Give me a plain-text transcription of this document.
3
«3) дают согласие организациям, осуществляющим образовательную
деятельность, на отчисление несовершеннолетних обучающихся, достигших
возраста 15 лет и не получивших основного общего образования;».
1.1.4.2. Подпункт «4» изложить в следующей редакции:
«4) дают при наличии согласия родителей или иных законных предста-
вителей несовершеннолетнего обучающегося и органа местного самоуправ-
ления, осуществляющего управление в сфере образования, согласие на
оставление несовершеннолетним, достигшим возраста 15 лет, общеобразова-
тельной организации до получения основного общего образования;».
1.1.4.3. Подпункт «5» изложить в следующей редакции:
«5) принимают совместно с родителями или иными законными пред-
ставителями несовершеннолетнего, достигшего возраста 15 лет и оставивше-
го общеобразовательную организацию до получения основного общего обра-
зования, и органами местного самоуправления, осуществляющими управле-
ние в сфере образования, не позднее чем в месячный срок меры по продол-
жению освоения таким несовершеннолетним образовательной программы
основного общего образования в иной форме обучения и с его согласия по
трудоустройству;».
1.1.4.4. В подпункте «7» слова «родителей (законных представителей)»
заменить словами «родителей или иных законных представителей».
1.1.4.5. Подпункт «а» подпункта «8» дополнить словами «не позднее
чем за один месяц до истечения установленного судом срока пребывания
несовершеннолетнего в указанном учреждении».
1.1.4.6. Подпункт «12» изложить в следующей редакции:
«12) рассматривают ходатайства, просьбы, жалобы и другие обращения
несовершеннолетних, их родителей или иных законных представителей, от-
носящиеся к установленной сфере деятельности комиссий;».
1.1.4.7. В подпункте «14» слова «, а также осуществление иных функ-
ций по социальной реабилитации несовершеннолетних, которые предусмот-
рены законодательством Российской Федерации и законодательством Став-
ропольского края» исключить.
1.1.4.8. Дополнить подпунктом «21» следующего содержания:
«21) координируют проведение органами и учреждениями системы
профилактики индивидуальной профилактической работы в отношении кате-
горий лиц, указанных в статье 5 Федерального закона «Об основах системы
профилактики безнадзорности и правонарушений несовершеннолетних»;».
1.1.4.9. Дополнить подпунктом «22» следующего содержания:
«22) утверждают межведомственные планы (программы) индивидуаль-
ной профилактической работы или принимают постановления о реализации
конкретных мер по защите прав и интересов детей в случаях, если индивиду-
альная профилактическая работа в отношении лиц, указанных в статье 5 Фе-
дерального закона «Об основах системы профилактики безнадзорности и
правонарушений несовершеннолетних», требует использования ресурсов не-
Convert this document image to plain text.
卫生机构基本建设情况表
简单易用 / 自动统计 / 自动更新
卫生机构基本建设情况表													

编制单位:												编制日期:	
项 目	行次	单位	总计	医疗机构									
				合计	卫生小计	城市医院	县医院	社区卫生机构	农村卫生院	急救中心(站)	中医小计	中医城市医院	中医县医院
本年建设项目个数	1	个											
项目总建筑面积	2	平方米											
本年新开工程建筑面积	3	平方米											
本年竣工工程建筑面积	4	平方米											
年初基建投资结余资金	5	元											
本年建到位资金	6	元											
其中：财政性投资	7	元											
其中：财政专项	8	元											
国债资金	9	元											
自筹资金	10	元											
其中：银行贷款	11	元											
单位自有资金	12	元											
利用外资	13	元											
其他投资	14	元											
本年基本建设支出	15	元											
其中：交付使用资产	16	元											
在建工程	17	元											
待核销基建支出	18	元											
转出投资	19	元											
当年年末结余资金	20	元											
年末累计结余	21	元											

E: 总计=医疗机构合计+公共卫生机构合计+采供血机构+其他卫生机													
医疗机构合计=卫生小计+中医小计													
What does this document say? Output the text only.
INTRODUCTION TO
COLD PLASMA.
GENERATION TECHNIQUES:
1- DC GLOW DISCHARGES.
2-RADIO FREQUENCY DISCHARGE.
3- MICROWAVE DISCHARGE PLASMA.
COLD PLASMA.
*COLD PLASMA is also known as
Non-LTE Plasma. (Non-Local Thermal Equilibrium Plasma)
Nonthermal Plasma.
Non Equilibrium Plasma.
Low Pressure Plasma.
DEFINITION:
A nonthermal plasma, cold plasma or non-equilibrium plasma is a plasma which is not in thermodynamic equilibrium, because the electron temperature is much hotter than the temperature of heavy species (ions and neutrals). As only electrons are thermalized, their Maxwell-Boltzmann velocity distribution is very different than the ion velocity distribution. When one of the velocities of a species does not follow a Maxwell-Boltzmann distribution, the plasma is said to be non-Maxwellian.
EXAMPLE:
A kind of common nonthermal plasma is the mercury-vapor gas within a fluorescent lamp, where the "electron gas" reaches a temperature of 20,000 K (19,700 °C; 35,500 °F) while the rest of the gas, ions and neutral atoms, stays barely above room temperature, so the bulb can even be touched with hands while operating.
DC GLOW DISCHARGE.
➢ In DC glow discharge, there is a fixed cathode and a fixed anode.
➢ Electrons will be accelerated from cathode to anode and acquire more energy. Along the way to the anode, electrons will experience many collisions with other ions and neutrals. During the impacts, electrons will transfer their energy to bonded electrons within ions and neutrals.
########
> **Exercise objective**:
Copy each line that contains the word "подпунктом".

> **Response to this exercise**:
1.1.4.8. Дополнить подпунктом «21» следующего содержания:
1.1.4.9. Дополнить подпунктом «22» следующего содержания:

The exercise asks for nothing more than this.